__THE REQUEST__. Exclude any images and output the remaining records exactly.

__SUPPLIED RECORDS__.

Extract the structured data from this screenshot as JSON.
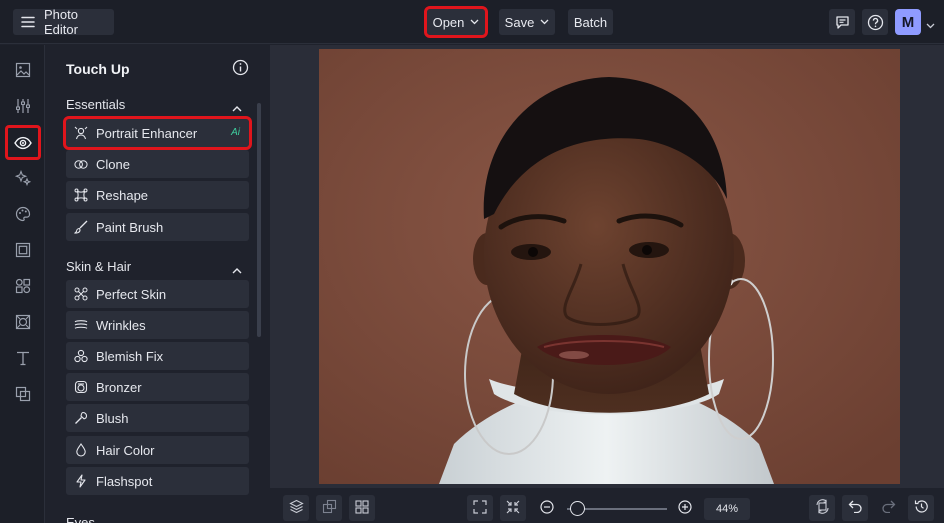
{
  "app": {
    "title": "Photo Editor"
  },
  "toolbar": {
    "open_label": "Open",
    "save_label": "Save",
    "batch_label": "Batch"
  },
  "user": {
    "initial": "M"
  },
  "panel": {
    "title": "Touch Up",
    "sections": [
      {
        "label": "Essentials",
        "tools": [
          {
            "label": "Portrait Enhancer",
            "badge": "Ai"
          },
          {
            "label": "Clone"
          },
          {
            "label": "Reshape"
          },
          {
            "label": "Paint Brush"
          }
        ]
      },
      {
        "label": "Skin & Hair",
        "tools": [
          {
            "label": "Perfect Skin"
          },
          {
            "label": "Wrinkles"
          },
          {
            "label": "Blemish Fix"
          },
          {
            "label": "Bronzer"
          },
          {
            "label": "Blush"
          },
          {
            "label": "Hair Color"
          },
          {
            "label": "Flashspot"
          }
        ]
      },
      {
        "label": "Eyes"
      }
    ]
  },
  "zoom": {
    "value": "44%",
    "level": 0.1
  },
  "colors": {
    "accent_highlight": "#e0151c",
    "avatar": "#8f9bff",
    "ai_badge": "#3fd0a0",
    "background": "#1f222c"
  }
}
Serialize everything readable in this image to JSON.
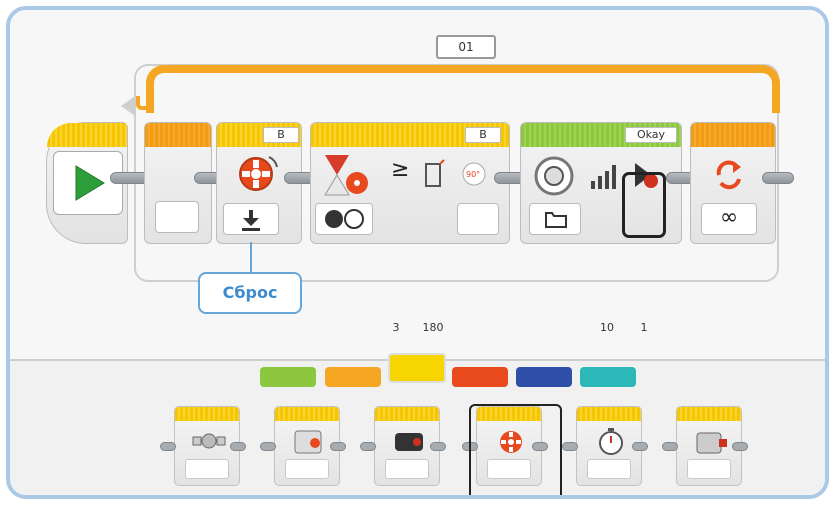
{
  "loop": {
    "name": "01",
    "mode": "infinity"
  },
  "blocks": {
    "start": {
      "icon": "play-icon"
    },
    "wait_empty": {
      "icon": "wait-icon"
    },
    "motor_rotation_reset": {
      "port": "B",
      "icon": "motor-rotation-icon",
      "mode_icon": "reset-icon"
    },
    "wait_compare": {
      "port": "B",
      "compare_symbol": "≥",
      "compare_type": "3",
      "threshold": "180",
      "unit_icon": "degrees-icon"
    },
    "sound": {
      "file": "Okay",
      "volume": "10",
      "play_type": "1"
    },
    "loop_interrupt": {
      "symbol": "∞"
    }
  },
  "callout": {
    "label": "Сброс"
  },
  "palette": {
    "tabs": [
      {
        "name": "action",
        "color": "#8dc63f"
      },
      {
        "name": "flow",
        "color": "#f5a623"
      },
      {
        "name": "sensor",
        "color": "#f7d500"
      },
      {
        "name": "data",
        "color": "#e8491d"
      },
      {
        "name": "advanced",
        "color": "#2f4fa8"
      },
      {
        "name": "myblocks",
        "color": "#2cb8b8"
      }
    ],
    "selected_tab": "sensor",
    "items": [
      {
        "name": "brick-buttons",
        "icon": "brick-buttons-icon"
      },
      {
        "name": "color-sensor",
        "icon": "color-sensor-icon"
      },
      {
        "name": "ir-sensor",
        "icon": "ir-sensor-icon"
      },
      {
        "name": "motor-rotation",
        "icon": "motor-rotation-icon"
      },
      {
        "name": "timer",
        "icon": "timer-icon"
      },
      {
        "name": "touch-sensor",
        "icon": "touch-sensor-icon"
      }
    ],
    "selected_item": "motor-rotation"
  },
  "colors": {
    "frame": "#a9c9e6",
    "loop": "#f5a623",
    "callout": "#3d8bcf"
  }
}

__RESULT FOR THIS TASK__.
Extract the structured data from this screenshot as JSON.
{
  "app": {
    "title": "Photo Editor"
  },
  "toolbar": {
    "open_label": "Open",
    "save_label": "Save",
    "batch_label": "Batch"
  },
  "user": {
    "initial": "M"
  },
  "panel": {
    "title": "Touch Up",
    "sections": [
      {
        "label": "Essentials",
        "tools": [
          {
            "label": "Portrait Enhancer",
            "badge": "Ai"
          },
          {
            "label": "Clone"
          },
          {
            "label": "Reshape"
          },
          {
            "label": "Paint Brush"
          }
        ]
      },
      {
        "label": "Skin & Hair",
        "tools": [
          {
            "label": "Perfect Skin"
          },
          {
            "label": "Wrinkles"
          },
          {
            "label": "Blemish Fix"
          },
          {
            "label": "Bronzer"
          },
          {
            "label": "Blush"
          },
          {
            "label": "Hair Color"
          },
          {
            "label": "Flashspot"
          }
        ]
      },
      {
        "label": "Eyes"
      }
    ]
  },
  "zoom": {
    "value": "44%",
    "level": 0.1
  },
  "colors": {
    "accent_highlight": "#e0151c",
    "avatar": "#8f9bff",
    "ai_badge": "#3fd0a0",
    "background": "#1f222c"
  }
}
Serialize everything readable in this image to JSON.
{
  "loop": {
    "name": "01",
    "mode": "infinity"
  },
  "blocks": {
    "start": {
      "icon": "play-icon"
    },
    "wait_empty": {
      "icon": "wait-icon"
    },
    "motor_rotation_reset": {
      "port": "B",
      "icon": "motor-rotation-icon",
      "mode_icon": "reset-icon"
    },
    "wait_compare": {
      "port": "B",
      "compare_symbol": "≥",
      "compare_type": "3",
      "threshold": "180",
      "unit_icon": "degrees-icon"
    },
    "sound": {
      "file": "Okay",
      "volume": "10",
      "play_type": "1"
    },
    "loop_interrupt": {
      "symbol": "∞"
    }
  },
  "callout": {
    "label": "Сброс"
  },
  "palette": {
    "tabs": [
      {
        "name": "action",
        "color": "#8dc63f"
      },
      {
        "name": "flow",
        "color": "#f5a623"
      },
      {
        "name": "sensor",
        "color": "#f7d500"
      },
      {
        "name": "data",
        "color": "#e8491d"
      },
      {
        "name": "advanced",
        "color": "#2f4fa8"
      },
      {
        "name": "myblocks",
        "color": "#2cb8b8"
      }
    ],
    "selected_tab": "sensor",
    "items": [
      {
        "name": "brick-buttons",
        "icon": "brick-buttons-icon"
      },
      {
        "name": "color-sensor",
        "icon": "color-sensor-icon"
      },
      {
        "name": "ir-sensor",
        "icon": "ir-sensor-icon"
      },
      {
        "name": "motor-rotation",
        "icon": "motor-rotation-icon"
      },
      {
        "name": "timer",
        "icon": "timer-icon"
      },
      {
        "name": "touch-sensor",
        "icon": "touch-sensor-icon"
      }
    ],
    "selected_item": "motor-rotation"
  },
  "colors": {
    "frame": "#a9c9e6",
    "loop": "#f5a623",
    "callout": "#3d8bcf"
  }
}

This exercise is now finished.